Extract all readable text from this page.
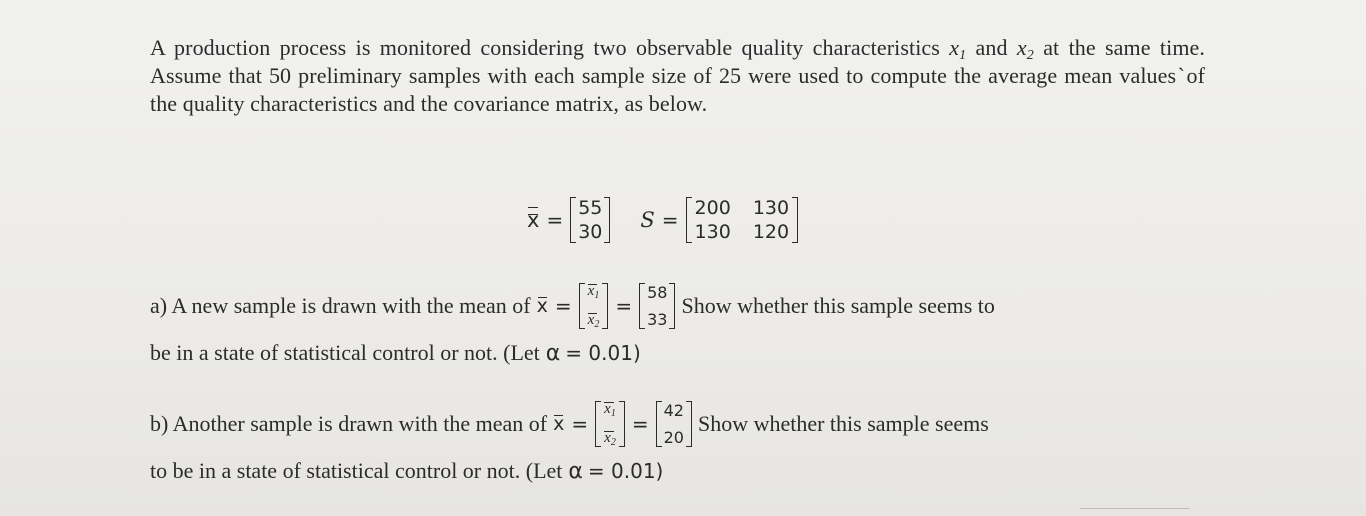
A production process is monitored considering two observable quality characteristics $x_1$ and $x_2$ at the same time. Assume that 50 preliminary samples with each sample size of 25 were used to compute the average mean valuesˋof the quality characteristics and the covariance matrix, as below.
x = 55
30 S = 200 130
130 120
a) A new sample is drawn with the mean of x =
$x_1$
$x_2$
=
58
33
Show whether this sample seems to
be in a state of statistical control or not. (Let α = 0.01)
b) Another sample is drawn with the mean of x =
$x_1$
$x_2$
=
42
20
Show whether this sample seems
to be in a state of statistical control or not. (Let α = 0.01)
______
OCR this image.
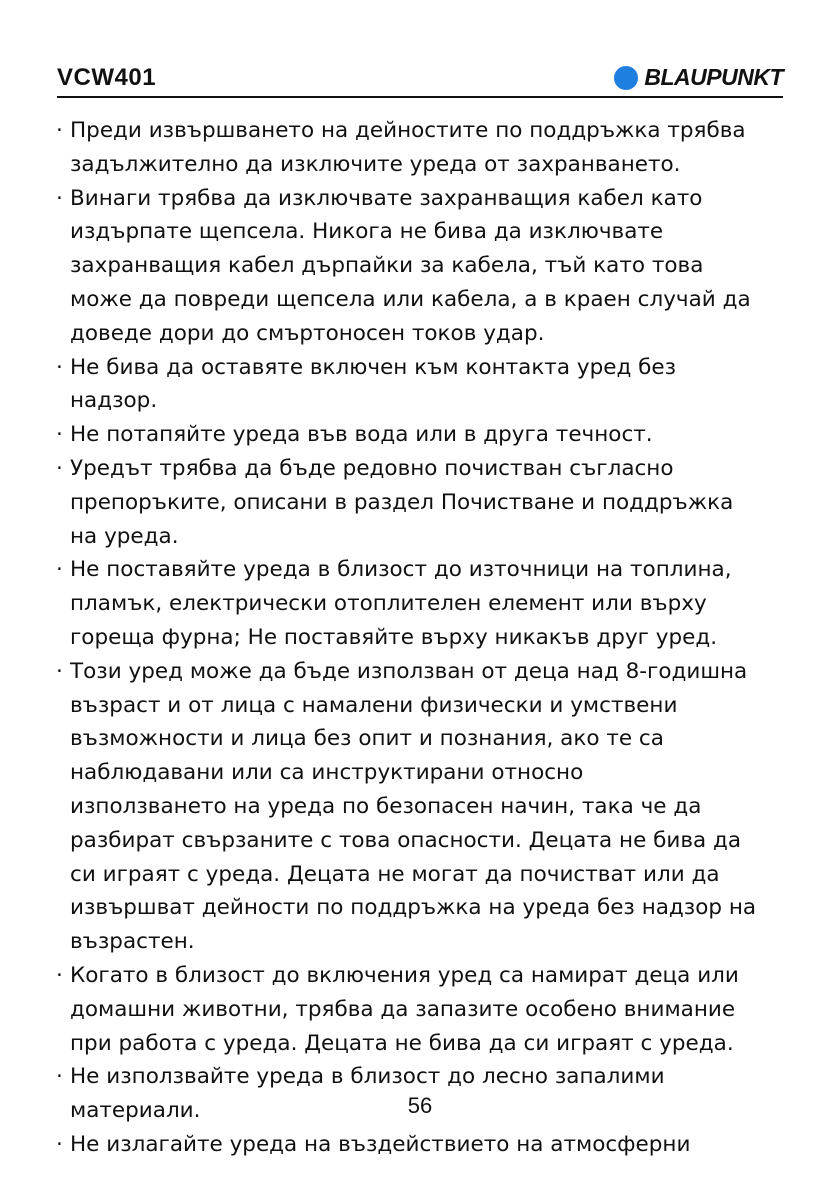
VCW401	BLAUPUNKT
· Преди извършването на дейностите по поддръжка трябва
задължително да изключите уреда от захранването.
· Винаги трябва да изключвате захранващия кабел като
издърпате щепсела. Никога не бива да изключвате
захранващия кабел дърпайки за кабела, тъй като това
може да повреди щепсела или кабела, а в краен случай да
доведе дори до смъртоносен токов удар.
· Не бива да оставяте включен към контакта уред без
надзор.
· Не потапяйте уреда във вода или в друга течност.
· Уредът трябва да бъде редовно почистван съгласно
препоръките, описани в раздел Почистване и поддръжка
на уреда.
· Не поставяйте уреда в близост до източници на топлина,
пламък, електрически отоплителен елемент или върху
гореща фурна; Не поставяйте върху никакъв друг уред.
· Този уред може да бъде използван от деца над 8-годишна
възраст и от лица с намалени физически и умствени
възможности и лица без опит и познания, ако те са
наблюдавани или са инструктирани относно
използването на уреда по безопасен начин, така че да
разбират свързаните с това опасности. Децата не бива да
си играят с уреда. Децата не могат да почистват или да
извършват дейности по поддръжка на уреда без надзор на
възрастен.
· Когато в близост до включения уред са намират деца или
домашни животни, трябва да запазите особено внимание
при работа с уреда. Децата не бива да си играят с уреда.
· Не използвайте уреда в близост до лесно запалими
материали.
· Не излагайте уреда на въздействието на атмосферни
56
______
» Description of the task:
Scan the records above for the string "лица", then select every line that holds it.

» Correct output:
възраст и от лица с намалени физически и умствени
възможности и лица без опит и познания, ако те са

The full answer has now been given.